__Exercise prompt__
The answer is a single number: how many lines hold the string "name".

=======

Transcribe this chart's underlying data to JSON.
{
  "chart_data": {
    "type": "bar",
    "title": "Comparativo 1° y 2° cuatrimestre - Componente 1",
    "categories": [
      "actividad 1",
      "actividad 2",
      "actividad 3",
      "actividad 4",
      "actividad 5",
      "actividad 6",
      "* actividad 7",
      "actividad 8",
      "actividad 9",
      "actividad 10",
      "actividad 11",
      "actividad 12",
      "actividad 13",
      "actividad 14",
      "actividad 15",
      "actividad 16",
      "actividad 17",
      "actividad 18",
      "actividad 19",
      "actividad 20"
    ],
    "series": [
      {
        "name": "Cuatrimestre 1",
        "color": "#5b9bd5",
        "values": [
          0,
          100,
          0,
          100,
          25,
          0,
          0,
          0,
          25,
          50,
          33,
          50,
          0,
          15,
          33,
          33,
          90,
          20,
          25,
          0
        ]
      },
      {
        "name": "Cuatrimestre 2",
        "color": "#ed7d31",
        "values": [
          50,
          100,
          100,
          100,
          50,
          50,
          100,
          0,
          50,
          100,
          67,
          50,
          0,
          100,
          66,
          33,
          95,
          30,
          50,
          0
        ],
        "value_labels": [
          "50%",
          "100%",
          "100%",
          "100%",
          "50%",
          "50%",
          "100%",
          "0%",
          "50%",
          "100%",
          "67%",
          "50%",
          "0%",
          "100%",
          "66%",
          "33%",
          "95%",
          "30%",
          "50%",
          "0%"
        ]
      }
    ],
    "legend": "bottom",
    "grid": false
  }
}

=======

__Reply__
2